> _The task_:
Give the number of lines that include the string "производства", nothing more.

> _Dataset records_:
* * * *

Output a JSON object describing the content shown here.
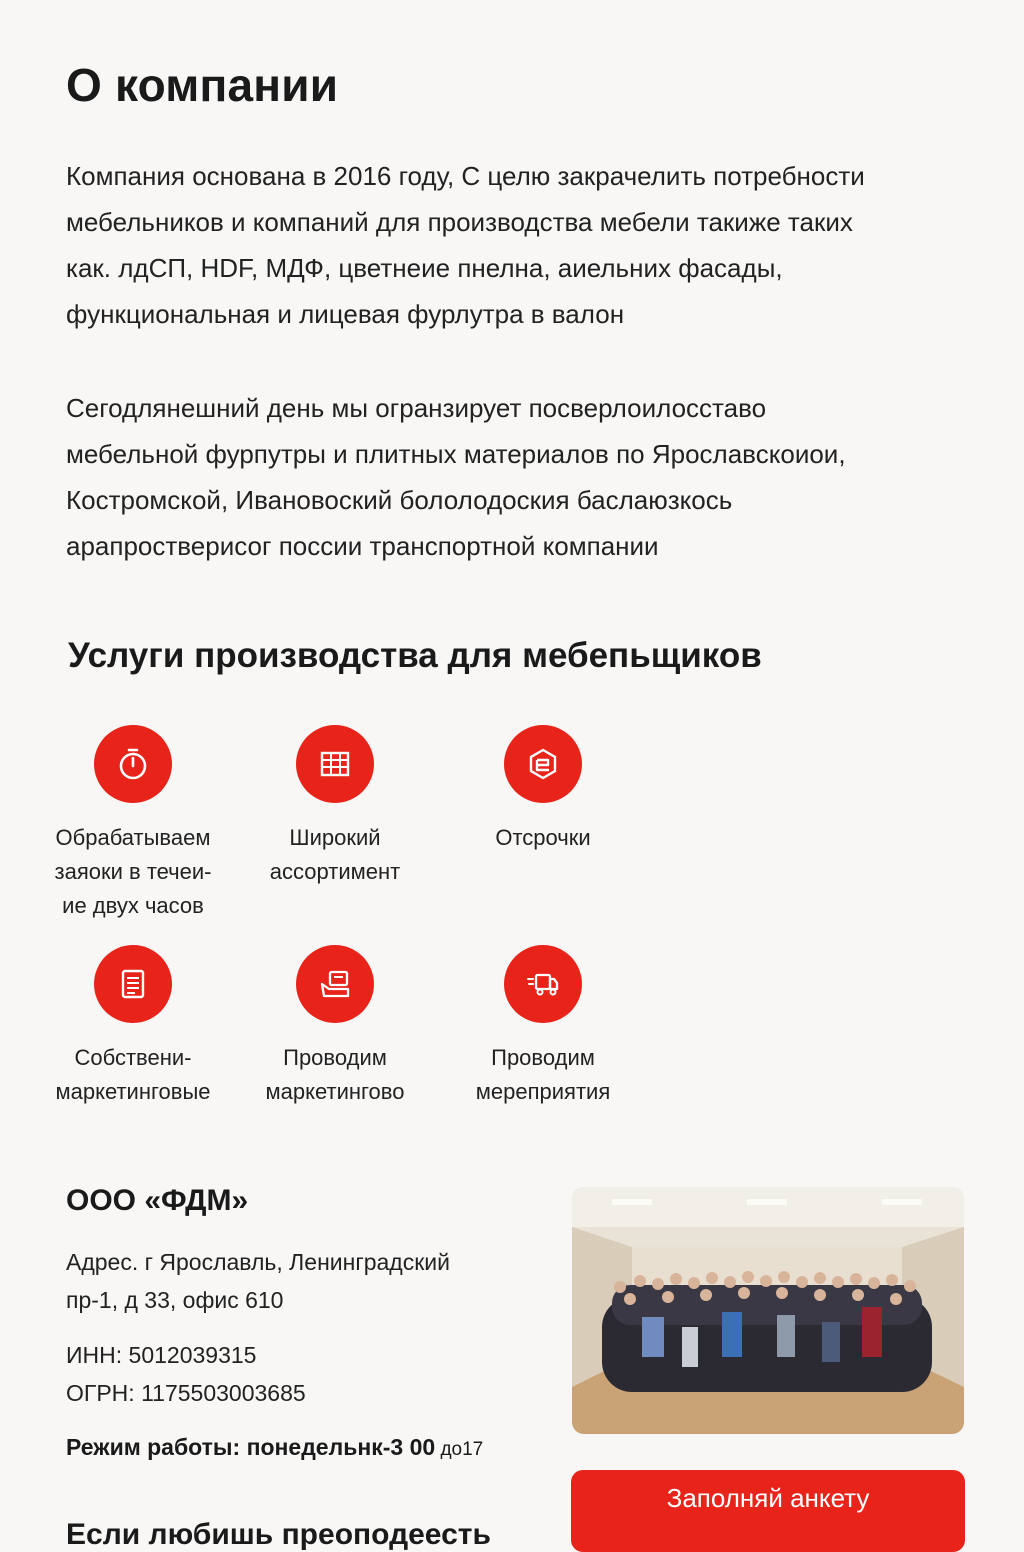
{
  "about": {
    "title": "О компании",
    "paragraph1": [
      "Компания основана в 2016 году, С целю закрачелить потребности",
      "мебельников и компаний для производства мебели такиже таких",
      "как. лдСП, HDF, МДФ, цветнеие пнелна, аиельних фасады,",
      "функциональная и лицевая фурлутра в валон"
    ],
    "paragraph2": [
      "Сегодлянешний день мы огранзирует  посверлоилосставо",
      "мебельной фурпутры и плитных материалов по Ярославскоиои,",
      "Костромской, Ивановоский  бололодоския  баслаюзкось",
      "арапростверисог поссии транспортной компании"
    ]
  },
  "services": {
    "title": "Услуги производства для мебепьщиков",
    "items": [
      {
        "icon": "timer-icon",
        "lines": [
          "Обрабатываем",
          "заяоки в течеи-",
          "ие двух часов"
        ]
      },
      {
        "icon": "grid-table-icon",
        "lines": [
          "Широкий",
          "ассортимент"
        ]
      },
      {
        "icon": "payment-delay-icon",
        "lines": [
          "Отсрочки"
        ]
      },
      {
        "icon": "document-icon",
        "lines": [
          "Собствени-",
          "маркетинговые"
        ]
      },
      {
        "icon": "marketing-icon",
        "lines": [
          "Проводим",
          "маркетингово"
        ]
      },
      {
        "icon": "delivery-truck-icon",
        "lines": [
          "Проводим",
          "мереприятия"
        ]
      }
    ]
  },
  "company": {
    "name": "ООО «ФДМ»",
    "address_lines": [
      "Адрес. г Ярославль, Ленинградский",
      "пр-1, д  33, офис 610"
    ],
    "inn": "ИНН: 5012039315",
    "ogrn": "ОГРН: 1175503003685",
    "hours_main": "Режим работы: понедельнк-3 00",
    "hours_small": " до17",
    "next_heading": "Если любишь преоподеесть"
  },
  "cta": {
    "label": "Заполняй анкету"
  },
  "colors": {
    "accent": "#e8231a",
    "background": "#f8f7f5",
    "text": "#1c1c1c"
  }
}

* * * *

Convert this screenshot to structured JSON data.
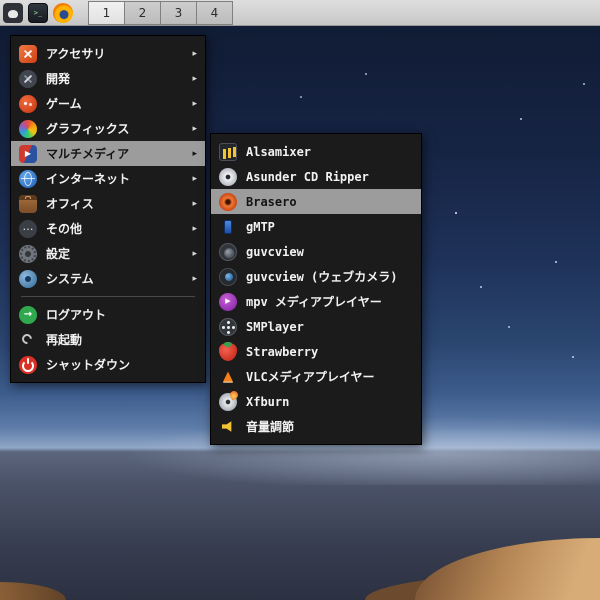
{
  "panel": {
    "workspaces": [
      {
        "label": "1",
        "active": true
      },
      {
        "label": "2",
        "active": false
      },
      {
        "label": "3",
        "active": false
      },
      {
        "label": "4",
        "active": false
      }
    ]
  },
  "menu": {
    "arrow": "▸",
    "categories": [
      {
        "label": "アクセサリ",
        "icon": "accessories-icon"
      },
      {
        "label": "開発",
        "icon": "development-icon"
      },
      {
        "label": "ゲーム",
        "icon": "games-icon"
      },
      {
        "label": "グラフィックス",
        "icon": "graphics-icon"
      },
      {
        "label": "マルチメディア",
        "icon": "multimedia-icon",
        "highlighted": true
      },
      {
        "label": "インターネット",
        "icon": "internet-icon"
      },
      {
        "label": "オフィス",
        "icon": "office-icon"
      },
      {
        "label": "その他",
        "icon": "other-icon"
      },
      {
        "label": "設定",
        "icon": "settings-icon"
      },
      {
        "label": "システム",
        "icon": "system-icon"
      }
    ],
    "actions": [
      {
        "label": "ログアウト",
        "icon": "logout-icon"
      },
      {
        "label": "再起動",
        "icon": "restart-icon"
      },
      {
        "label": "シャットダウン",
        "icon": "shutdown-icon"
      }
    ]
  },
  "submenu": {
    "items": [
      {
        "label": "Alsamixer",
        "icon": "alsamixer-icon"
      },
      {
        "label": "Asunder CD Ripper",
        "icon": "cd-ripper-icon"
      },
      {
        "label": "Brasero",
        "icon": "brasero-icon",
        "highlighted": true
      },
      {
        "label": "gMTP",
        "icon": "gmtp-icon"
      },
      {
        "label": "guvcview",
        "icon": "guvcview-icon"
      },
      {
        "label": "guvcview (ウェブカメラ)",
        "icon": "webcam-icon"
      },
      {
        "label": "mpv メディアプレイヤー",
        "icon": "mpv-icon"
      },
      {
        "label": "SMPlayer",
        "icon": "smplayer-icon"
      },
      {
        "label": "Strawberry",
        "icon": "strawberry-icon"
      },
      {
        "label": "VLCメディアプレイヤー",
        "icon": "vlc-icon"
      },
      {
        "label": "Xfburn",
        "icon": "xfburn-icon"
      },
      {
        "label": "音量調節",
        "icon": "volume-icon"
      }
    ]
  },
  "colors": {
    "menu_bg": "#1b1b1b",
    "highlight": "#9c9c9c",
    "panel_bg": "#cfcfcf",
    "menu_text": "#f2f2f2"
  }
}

* * * *

> _The output_:
2